* begin Source material *

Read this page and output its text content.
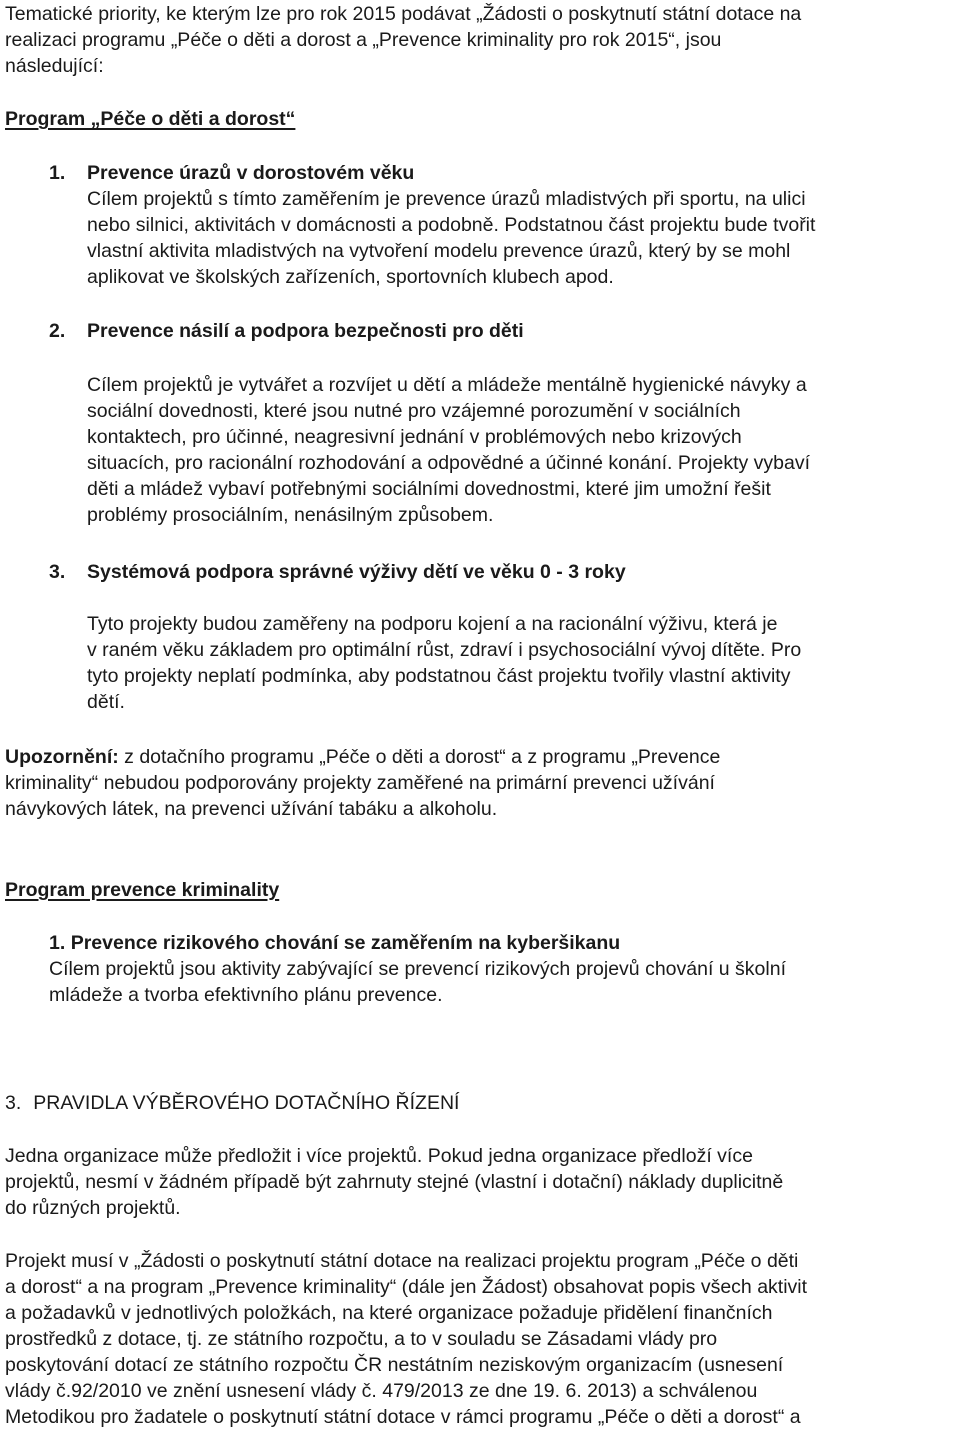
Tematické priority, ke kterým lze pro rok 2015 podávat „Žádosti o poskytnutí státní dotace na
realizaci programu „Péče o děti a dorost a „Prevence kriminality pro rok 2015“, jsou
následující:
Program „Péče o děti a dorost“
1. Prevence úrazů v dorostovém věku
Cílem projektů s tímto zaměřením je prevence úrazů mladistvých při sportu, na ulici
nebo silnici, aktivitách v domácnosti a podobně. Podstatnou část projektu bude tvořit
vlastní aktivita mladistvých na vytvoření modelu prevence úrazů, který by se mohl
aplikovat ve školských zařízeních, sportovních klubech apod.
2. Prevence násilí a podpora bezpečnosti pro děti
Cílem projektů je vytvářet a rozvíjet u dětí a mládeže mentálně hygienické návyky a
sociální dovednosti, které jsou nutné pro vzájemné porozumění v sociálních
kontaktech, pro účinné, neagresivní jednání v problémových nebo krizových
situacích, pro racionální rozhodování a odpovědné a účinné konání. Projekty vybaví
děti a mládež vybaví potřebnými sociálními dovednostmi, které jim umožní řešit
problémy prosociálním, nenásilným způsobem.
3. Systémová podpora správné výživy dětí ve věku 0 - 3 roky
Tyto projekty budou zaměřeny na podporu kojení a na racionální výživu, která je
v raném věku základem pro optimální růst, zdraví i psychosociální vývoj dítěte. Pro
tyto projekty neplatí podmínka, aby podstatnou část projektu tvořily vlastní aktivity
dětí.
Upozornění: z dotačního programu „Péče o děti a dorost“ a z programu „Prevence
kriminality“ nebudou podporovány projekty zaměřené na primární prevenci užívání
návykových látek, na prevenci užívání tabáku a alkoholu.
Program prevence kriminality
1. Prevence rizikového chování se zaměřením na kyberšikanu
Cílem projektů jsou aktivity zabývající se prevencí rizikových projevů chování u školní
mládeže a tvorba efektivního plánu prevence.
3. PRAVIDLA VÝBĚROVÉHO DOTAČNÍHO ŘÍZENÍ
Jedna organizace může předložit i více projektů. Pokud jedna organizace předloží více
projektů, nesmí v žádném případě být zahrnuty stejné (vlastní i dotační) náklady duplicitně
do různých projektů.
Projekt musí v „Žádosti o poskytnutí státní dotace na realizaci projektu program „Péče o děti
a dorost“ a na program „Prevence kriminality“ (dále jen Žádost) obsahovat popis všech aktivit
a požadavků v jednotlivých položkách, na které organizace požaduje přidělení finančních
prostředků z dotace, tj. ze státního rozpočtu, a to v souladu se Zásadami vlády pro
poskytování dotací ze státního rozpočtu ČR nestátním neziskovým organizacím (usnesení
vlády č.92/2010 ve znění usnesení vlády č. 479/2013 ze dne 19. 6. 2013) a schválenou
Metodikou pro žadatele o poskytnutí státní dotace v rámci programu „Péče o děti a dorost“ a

* end Source material *
* begin Source material *

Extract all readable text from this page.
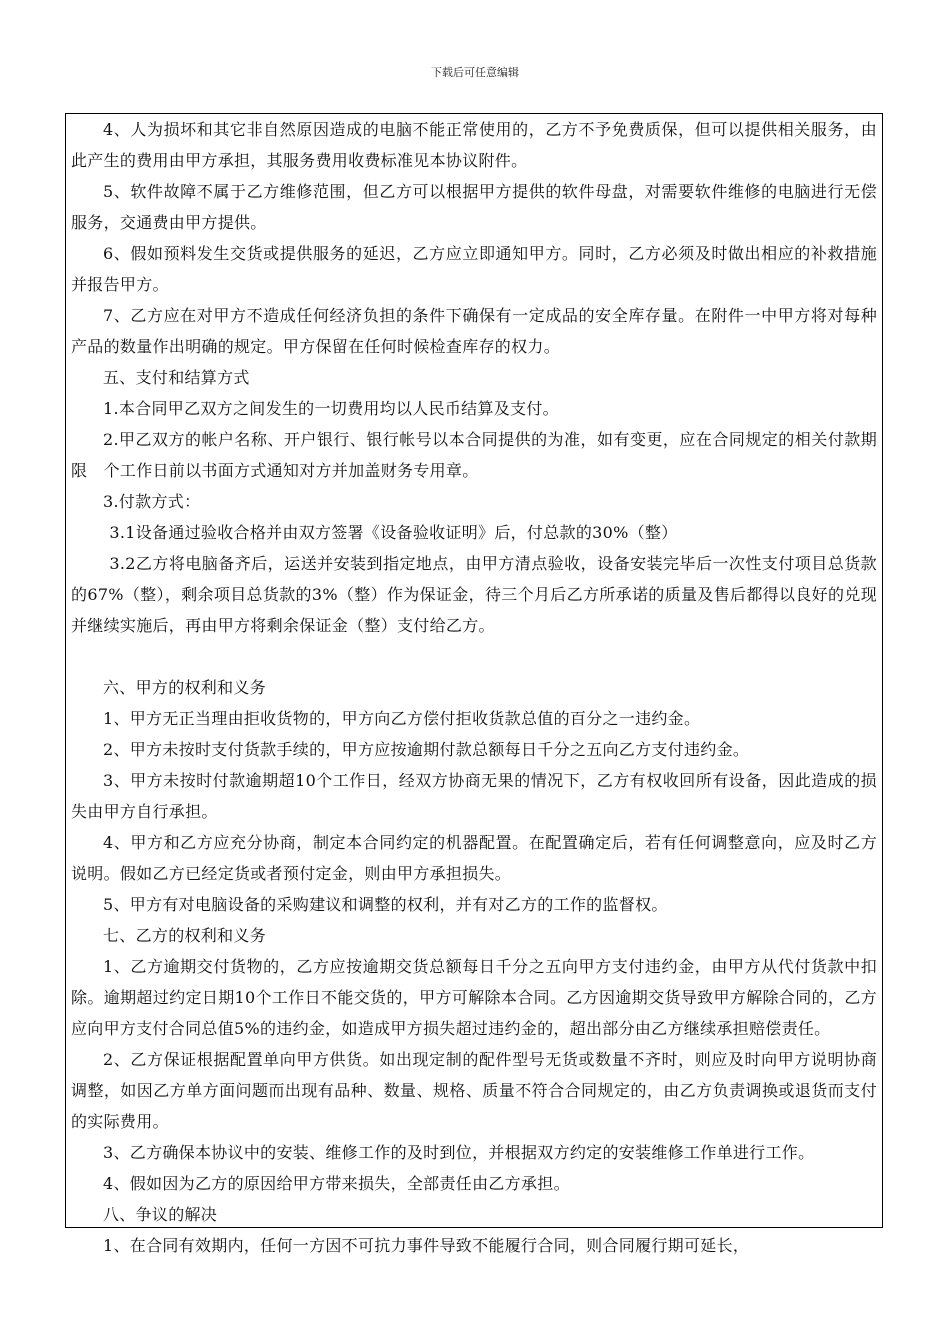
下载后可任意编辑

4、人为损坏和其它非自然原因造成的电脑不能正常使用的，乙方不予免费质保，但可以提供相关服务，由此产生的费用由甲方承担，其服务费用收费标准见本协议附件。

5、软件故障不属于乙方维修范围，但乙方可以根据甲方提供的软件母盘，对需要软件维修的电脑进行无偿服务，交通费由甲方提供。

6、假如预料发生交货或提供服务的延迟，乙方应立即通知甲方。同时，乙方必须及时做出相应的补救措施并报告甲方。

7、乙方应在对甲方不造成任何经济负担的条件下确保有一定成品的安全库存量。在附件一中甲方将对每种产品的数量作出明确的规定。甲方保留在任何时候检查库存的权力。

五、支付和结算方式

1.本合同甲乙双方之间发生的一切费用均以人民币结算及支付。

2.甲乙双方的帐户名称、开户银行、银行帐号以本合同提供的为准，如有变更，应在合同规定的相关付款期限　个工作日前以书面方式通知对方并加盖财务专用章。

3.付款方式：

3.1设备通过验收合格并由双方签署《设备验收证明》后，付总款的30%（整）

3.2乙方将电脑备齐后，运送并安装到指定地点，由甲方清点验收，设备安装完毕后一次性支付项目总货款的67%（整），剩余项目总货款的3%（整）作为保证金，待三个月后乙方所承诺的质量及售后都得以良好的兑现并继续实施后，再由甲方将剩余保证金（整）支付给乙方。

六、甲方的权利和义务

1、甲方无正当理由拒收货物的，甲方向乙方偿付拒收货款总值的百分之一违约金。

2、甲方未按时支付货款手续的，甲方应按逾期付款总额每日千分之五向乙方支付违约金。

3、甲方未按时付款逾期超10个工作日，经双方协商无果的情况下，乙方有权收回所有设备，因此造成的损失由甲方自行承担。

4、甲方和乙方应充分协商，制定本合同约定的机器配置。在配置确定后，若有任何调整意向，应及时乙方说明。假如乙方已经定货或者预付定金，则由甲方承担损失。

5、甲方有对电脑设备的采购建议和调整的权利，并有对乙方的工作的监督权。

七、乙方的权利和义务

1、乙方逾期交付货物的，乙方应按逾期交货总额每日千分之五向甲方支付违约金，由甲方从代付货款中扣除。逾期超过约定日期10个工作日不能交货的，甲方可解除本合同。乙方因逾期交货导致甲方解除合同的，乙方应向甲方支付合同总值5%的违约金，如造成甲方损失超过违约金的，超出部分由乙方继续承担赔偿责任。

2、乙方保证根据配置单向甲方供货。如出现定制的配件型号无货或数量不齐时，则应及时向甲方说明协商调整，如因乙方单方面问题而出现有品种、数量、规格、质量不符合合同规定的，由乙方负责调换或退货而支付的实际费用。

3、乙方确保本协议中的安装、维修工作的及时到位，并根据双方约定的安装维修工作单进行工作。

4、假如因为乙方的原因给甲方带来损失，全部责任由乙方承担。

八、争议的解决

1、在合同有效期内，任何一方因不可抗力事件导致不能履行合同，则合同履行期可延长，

* end Source material *

§ Task brief
For this exercise, gather every line of the data that contains the word "racionální".

§ Exercise answer
situacích, pro racionální rozhodování a odpovědné a účinné konání. Projekty vybaví
Tyto projekty budou zaměřeny na podporu kojení a na racionální výživu, která je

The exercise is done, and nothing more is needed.